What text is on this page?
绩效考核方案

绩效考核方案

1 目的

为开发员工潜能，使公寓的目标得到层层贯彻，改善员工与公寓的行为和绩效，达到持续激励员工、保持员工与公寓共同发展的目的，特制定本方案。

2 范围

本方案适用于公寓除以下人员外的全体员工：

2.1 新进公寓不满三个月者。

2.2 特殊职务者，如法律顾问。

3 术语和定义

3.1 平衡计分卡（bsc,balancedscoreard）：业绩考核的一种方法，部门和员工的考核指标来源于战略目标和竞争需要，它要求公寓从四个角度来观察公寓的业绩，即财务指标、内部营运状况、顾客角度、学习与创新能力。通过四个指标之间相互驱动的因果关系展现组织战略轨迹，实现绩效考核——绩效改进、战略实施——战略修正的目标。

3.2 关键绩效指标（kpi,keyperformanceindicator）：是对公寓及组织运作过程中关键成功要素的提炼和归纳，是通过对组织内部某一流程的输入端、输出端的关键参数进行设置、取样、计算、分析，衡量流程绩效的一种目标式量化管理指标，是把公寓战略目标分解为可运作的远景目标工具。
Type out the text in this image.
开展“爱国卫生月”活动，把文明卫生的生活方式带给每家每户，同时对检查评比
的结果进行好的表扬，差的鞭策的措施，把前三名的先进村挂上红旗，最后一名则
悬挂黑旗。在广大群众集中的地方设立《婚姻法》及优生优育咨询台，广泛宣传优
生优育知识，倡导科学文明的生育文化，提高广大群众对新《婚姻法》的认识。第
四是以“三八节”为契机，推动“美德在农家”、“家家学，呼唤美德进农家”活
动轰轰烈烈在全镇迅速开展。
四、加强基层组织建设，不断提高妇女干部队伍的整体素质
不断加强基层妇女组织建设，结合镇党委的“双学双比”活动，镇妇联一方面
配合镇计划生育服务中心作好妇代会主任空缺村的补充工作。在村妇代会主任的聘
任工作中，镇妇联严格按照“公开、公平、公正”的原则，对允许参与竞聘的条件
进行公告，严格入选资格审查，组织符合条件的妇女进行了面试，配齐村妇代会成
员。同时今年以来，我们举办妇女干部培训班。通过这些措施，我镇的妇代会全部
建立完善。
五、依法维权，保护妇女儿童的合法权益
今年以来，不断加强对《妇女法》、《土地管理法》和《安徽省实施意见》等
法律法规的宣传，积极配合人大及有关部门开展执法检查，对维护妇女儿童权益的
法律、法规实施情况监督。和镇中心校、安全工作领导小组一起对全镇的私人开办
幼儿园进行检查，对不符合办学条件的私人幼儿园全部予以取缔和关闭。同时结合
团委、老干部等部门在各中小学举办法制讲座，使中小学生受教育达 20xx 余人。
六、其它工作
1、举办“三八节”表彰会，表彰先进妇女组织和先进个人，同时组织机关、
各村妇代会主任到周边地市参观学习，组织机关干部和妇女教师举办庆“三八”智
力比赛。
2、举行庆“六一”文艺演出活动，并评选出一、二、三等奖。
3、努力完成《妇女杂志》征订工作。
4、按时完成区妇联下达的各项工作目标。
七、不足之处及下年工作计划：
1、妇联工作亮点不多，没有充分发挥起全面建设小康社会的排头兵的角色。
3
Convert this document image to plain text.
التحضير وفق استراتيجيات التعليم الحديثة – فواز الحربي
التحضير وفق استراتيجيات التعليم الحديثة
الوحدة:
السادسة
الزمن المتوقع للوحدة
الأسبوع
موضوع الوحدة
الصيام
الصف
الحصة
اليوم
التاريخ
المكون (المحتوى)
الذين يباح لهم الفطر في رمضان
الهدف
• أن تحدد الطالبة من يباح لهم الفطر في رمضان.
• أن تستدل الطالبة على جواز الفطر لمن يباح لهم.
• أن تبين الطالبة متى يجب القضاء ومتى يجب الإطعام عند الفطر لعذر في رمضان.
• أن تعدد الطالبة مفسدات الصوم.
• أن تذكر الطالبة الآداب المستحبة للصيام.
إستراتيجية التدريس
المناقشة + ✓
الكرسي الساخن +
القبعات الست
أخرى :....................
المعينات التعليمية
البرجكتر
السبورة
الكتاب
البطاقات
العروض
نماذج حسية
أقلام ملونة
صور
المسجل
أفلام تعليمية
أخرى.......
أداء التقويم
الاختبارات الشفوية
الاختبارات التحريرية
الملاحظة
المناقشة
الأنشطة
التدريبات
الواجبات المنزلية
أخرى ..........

WHAT YOU WILL DO >>
Repeat the records above in full, character for character.

FINAL ANSWER >>
What text is on this page?
绩效考核方案

绩效考核方案

1 目的

为开发员工潜能，使公寓的目标得到层层贯彻，改善员工与公寓的行为和绩效，达到持续激励员工、保持员工与公寓共同发展的目的，特制定本方案。

2 范围

本方案适用于公寓除以下人员外的全体员工：

2.1 新进公寓不满三个月者。

2.2 特殊职务者，如法律顾问。

3 术语和定义

3.1 平衡计分卡（bsc,balancedscoreard）：业绩考核的一种方法，部门和员工的考核指标来源于战略目标和竞争需要，它要求公寓从四个角度来观察公寓的业绩，即财务指标、内部营运状况、顾客角度、学习与创新能力。通过四个指标之间相互驱动的因果关系展现组织战略轨迹，实现绩效考核——绩效改进、战略实施——战略修正的目标。

3.2 关键绩效指标（kpi,keyperformanceindicator）：是对公寓及组织运作过程中关键成功要素的提炼和归纳，是通过对组织内部某一流程的输入端、输出端的关键参数进行设置、取样、计算、分析，衡量流程绩效的一种目标式量化管理指标，是把公寓战略目标分解为可运作的远景目标工具。
Type out the text in this image.
开展“爱国卫生月”活动，把文明卫生的生活方式带给每家每户，同时对检查评比
的结果进行好的表扬，差的鞭策的措施，把前三名的先进村挂上红旗，最后一名则
悬挂黑旗。在广大群众集中的地方设立《婚姻法》及优生优育咨询台，广泛宣传优
生优育知识，倡导科学文明的生育文化，提高广大群众对新《婚姻法》的认识。第
四是以“三八节”为契机，推动“美德在农家”、“家家学，呼唤美德进农家”活
动轰轰烈烈在全镇迅速开展。
四、加强基层组织建设，不断提高妇女干部队伍的整体素质
不断加强基层妇女组织建设，结合镇党委的“双学双比”活动，镇妇联一方面
配合镇计划生育服务中心作好妇代会主任空缺村的补充工作。在村妇代会主任的聘
任工作中，镇妇联严格按照“公开、公平、公正”的原则，对允许参与竞聘的条件
进行公告，严格入选资格审查，组织符合条件的妇女进行了面试，配齐村妇代会成
员。同时今年以来，我们举办妇女干部培训班。通过这些措施，我镇的妇代会全部
建立完善。
五、依法维权，保护妇女儿童的合法权益
今年以来，不断加强对《妇女法》、《土地管理法》和《安徽省实施意见》等
法律法规的宣传，积极配合人大及有关部门开展执法检查，对维护妇女儿童权益的
法律、法规实施情况监督。和镇中心校、安全工作领导小组一起对全镇的私人开办
幼儿园进行检查，对不符合办学条件的私人幼儿园全部予以取缔和关闭。同时结合
团委、老干部等部门在各中小学举办法制讲座，使中小学生受教育达 20xx 余人。
六、其它工作
1、举办“三八节”表彰会，表彰先进妇女组织和先进个人，同时组织机关、
各村妇代会主任到周边地市参观学习，组织机关干部和妇女教师举办庆“三八”智
力比赛。
2、举行庆“六一”文艺演出活动，并评选出一、二、三等奖。
3、努力完成《妇女杂志》征订工作。
4、按时完成区妇联下达的各项工作目标。
七、不足之处及下年工作计划：
1、妇联工作亮点不多，没有充分发挥起全面建设小康社会的排头兵的角色。
3
Convert this document image to plain text.
التحضير وفق استراتيجيات التعليم الحديثة – فواز الحربي
التحضير وفق استراتيجيات التعليم الحديثة
الوحدة:
السادسة
الزمن المتوقع للوحدة
الأسبوع
موضوع الوحدة
الصيام
الصف
الحصة
اليوم
التاريخ
المكون (المحتوى)
الذين يباح لهم الفطر في رمضان
الهدف
• أن تحدد الطالبة من يباح لهم الفطر في رمضان.
• أن تستدل الطالبة على جواز الفطر لمن يباح لهم.
• أن تبين الطالبة متى يجب القضاء ومتى يجب الإطعام عند الفطر لعذر في رمضان.
• أن تعدد الطالبة مفسدات الصوم.
• أن تذكر الطالبة الآداب المستحبة للصيام.
إستراتيجية التدريس
المناقشة + ✓
الكرسي الساخن +
القبعات الست
أخرى :....................
المعينات التعليمية
البرجكتر
السبورة
الكتاب
البطاقات
العروض
نماذج حسية
أقلام ملونة
صور
المسجل
أفلام تعليمية
أخرى.......
أداء التقويم
الاختبارات الشفوية
الاختبارات التحريرية
الملاحظة
المناقشة
الأنشطة
التدريبات
الواجبات المنزلية
أخرى ..........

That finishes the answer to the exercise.